▶ [REQUIREMENT]: Go through the listing and write out all of it exactly.

───── RAW DATA

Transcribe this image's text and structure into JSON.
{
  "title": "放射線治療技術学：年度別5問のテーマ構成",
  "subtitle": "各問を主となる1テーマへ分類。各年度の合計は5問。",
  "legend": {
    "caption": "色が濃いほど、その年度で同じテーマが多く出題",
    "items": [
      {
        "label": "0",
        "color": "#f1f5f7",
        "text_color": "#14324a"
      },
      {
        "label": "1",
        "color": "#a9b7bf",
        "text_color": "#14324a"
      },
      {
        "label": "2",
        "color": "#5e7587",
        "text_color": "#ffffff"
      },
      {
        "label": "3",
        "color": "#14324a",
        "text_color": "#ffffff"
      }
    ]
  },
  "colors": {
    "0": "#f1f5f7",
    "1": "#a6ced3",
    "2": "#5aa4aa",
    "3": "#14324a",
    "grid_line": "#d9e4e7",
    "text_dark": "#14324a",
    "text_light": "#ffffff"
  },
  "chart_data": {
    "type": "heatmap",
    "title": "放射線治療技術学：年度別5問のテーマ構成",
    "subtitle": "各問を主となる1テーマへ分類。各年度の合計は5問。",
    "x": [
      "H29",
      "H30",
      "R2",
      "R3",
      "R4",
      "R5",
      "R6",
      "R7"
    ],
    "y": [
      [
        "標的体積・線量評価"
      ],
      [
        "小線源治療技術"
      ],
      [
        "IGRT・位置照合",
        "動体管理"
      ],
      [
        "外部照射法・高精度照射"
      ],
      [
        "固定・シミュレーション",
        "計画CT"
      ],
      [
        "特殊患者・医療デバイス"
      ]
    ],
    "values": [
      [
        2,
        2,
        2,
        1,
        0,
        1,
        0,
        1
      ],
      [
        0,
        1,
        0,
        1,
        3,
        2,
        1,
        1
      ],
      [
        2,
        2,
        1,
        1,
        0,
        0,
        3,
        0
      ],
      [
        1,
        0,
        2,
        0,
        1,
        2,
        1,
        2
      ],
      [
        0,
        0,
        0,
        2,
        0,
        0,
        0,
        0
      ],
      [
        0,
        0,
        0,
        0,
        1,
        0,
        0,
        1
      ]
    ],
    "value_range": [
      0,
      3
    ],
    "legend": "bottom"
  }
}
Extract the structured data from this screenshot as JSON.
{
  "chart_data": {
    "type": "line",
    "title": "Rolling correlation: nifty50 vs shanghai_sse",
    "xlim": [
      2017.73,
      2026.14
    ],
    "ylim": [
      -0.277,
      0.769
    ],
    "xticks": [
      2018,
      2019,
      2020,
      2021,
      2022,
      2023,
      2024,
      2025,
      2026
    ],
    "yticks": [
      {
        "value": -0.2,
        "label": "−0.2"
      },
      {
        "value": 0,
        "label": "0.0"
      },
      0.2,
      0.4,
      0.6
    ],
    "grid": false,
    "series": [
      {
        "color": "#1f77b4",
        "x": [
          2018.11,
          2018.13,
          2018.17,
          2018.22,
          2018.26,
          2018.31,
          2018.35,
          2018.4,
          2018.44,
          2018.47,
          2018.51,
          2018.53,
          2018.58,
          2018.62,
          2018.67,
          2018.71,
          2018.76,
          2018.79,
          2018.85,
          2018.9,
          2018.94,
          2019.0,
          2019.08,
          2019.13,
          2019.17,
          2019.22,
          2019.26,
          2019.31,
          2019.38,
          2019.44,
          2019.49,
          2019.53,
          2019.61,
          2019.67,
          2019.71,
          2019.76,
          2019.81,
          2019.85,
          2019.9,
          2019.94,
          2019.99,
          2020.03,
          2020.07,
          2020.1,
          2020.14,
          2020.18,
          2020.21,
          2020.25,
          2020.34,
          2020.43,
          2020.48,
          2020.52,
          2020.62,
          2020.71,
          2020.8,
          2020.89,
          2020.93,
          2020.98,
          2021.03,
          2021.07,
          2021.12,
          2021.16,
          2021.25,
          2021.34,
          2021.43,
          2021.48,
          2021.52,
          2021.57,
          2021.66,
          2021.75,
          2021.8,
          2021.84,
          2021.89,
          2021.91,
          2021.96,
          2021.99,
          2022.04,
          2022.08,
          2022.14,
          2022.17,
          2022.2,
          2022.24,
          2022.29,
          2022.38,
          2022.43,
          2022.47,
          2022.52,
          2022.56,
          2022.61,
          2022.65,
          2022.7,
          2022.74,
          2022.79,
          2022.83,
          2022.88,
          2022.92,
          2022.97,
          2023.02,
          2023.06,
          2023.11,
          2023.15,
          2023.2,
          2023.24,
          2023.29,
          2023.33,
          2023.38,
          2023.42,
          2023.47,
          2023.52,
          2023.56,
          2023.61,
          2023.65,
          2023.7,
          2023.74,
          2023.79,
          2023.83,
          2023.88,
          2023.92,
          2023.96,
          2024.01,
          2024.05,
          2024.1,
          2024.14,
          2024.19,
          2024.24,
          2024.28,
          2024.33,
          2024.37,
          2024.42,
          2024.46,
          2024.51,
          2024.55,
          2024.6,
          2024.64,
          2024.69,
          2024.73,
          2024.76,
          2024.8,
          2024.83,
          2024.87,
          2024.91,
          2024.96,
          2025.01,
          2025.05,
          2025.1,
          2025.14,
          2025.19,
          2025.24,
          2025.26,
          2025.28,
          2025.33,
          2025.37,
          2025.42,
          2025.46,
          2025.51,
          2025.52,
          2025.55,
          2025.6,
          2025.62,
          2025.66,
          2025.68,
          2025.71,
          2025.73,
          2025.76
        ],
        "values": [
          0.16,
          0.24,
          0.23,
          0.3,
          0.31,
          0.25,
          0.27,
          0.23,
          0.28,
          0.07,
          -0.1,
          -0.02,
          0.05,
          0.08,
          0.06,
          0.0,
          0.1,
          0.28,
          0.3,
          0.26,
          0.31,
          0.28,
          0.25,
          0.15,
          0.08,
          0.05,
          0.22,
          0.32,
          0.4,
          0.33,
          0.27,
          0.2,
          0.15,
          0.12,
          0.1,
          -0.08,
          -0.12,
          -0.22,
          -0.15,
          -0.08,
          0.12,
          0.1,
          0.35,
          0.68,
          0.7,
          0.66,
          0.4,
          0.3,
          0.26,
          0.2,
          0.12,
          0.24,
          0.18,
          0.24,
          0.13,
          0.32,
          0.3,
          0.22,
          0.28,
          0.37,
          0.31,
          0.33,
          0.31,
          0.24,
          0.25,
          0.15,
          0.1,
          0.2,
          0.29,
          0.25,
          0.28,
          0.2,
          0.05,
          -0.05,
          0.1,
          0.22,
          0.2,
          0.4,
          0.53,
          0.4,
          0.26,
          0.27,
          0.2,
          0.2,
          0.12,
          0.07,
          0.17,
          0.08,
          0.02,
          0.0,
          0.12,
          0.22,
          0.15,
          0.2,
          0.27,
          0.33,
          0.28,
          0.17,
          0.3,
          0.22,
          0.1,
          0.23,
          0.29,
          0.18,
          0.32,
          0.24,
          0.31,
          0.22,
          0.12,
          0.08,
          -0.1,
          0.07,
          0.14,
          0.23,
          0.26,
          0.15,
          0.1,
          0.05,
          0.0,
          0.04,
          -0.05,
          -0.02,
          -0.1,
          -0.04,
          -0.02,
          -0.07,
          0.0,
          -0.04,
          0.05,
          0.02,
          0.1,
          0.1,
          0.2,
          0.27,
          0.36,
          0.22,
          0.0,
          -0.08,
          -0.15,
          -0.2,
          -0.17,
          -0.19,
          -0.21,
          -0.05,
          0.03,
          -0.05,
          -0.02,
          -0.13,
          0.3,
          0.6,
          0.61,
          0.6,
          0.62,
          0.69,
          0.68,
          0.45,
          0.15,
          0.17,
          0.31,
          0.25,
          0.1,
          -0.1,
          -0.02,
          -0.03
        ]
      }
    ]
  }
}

──────────

▶ [EXERCISE OUTPUT]:
Transcribe this image's text and structure into JSON.
{
  "title": "放射線治療技術学：年度別5問のテーマ構成",
  "subtitle": "各問を主となる1テーマへ分類。各年度の合計は5問。",
  "legend": {
    "caption": "色が濃いほど、その年度で同じテーマが多く出題",
    "items": [
      {
        "label": "0",
        "color": "#f1f5f7",
        "text_color": "#14324a"
      },
      {
        "label": "1",
        "color": "#a9b7bf",
        "text_color": "#14324a"
      },
      {
        "label": "2",
        "color": "#5e7587",
        "text_color": "#ffffff"
      },
      {
        "label": "3",
        "color": "#14324a",
        "text_color": "#ffffff"
      }
    ]
  },
  "colors": {
    "0": "#f1f5f7",
    "1": "#a6ced3",
    "2": "#5aa4aa",
    "3": "#14324a",
    "grid_line": "#d9e4e7",
    "text_dark": "#14324a",
    "text_light": "#ffffff"
  },
  "chart_data": {
    "type": "heatmap",
    "title": "放射線治療技術学：年度別5問のテーマ構成",
    "subtitle": "各問を主となる1テーマへ分類。各年度の合計は5問。",
    "x": [
      "H29",
      "H30",
      "R2",
      "R3",
      "R4",
      "R5",
      "R6",
      "R7"
    ],
    "y": [
      [
        "標的体積・線量評価"
      ],
      [
        "小線源治療技術"
      ],
      [
        "IGRT・位置照合",
        "動体管理"
      ],
      [
        "外部照射法・高精度照射"
      ],
      [
        "固定・シミュレーション",
        "計画CT"
      ],
      [
        "特殊患者・医療デバイス"
      ]
    ],
    "values": [
      [
        2,
        2,
        2,
        1,
        0,
        1,
        0,
        1
      ],
      [
        0,
        1,
        0,
        1,
        3,
        2,
        1,
        1
      ],
      [
        2,
        2,
        1,
        1,
        0,
        0,
        3,
        0
      ],
      [
        1,
        0,
        2,
        0,
        1,
        2,
        1,
        2
      ],
      [
        0,
        0,
        0,
        2,
        0,
        0,
        0,
        0
      ],
      [
        0,
        0,
        0,
        0,
        1,
        0,
        0,
        1
      ]
    ],
    "value_range": [
      0,
      3
    ],
    "legend": "bottom"
  }
}
Extract the structured data from this screenshot as JSON.
{
  "chart_data": {
    "type": "line",
    "title": "Rolling correlation: nifty50 vs shanghai_sse",
    "xlim": [
      2017.73,
      2026.14
    ],
    "ylim": [
      -0.277,
      0.769
    ],
    "xticks": [
      2018,
      2019,
      2020,
      2021,
      2022,
      2023,
      2024,
      2025,
      2026
    ],
    "yticks": [
      {
        "value": -0.2,
        "label": "−0.2"
      },
      {
        "value": 0,
        "label": "0.0"
      },
      0.2,
      0.4,
      0.6
    ],
    "grid": false,
    "series": [
      {
        "color": "#1f77b4",
        "x": [
          2018.11,
          2018.13,
          2018.17,
          2018.22,
          2018.26,
          2018.31,
          2018.35,
          2018.4,
          2018.44,
          2018.47,
          2018.51,
          2018.53,
          2018.58,
          2018.62,
          2018.67,
          2018.71,
          2018.76,
          2018.79,
          2018.85,
          2018.9,
          2018.94,
          2019.0,
          2019.08,
          2019.13,
          2019.17,
          2019.22,
          2019.26,
          2019.31,
          2019.38,
          2019.44,
          2019.49,
          2019.53,
          2019.61,
          2019.67,
          2019.71,
          2019.76,
          2019.81,
          2019.85,
          2019.9,
          2019.94,
          2019.99,
          2020.03,
          2020.07,
          2020.1,
          2020.14,
          2020.18,
          2020.21,
          2020.25,
          2020.34,
          2020.43,
          2020.48,
          2020.52,
          2020.62,
          2020.71,
          2020.8,
          2020.89,
          2020.93,
          2020.98,
          2021.03,
          2021.07,
          2021.12,
          2021.16,
          2021.25,
          2021.34,
          2021.43,
          2021.48,
          2021.52,
          2021.57,
          2021.66,
          2021.75,
          2021.8,
          2021.84,
          2021.89,
          2021.91,
          2021.96,
          2021.99,
          2022.04,
          2022.08,
          2022.14,
          2022.17,
          2022.2,
          2022.24,
          2022.29,
          2022.38,
          2022.43,
          2022.47,
          2022.52,
          2022.56,
          2022.61,
          2022.65,
          2022.7,
          2022.74,
          2022.79,
          2022.83,
          2022.88,
          2022.92,
          2022.97,
          2023.02,
          2023.06,
          2023.11,
          2023.15,
          2023.2,
          2023.24,
          2023.29,
          2023.33,
          2023.38,
          2023.42,
          2023.47,
          2023.52,
          2023.56,
          2023.61,
          2023.65,
          2023.7,
          2023.74,
          2023.79,
          2023.83,
          2023.88,
          2023.92,
          2023.96,
          2024.01,
          2024.05,
          2024.1,
          2024.14,
          2024.19,
          2024.24,
          2024.28,
          2024.33,
          2024.37,
          2024.42,
          2024.46,
          2024.51,
          2024.55,
          2024.6,
          2024.64,
          2024.69,
          2024.73,
          2024.76,
          2024.8,
          2024.83,
          2024.87,
          2024.91,
          2024.96,
          2025.01,
          2025.05,
          2025.1,
          2025.14,
          2025.19,
          2025.24,
          2025.26,
          2025.28,
          2025.33,
          2025.37,
          2025.42,
          2025.46,
          2025.51,
          2025.52,
          2025.55,
          2025.6,
          2025.62,
          2025.66,
          2025.68,
          2025.71,
          2025.73,
          2025.76
        ],
        "values": [
          0.16,
          0.24,
          0.23,
          0.3,
          0.31,
          0.25,
          0.27,
          0.23,
          0.28,
          0.07,
          -0.1,
          -0.02,
          0.05,
          0.08,
          0.06,
          0.0,
          0.1,
          0.28,
          0.3,
          0.26,
          0.31,
          0.28,
          0.25,
          0.15,
          0.08,
          0.05,
          0.22,
          0.32,
          0.4,
          0.33,
          0.27,
          0.2,
          0.15,
          0.12,
          0.1,
          -0.08,
          -0.12,
          -0.22,
          -0.15,
          -0.08,
          0.12,
          0.1,
          0.35,
          0.68,
          0.7,
          0.66,
          0.4,
          0.3,
          0.26,
          0.2,
          0.12,
          0.24,
          0.18,
          0.24,
          0.13,
          0.32,
          0.3,
          0.22,
          0.28,
          0.37,
          0.31,
          0.33,
          0.31,
          0.24,
          0.25,
          0.15,
          0.1,
          0.2,
          0.29,
          0.25,
          0.28,
          0.2,
          0.05,
          -0.05,
          0.1,
          0.22,
          0.2,
          0.4,
          0.53,
          0.4,
          0.26,
          0.27,
          0.2,
          0.2,
          0.12,
          0.07,
          0.17,
          0.08,
          0.02,
          0.0,
          0.12,
          0.22,
          0.15,
          0.2,
          0.27,
          0.33,
          0.28,
          0.17,
          0.3,
          0.22,
          0.1,
          0.23,
          0.29,
          0.18,
          0.32,
          0.24,
          0.31,
          0.22,
          0.12,
          0.08,
          -0.1,
          0.07,
          0.14,
          0.23,
          0.26,
          0.15,
          0.1,
          0.05,
          0.0,
          0.04,
          -0.05,
          -0.02,
          -0.1,
          -0.04,
          -0.02,
          -0.07,
          0.0,
          -0.04,
          0.05,
          0.02,
          0.1,
          0.1,
          0.2,
          0.27,
          0.36,
          0.22,
          0.0,
          -0.08,
          -0.15,
          -0.2,
          -0.17,
          -0.19,
          -0.21,
          -0.05,
          0.03,
          -0.05,
          -0.02,
          -0.13,
          0.3,
          0.6,
          0.61,
          0.6,
          0.62,
          0.69,
          0.68,
          0.45,
          0.15,
          0.17,
          0.31,
          0.25,
          0.1,
          -0.1,
          -0.02,
          -0.03
        ]
      }
    ]
  }
}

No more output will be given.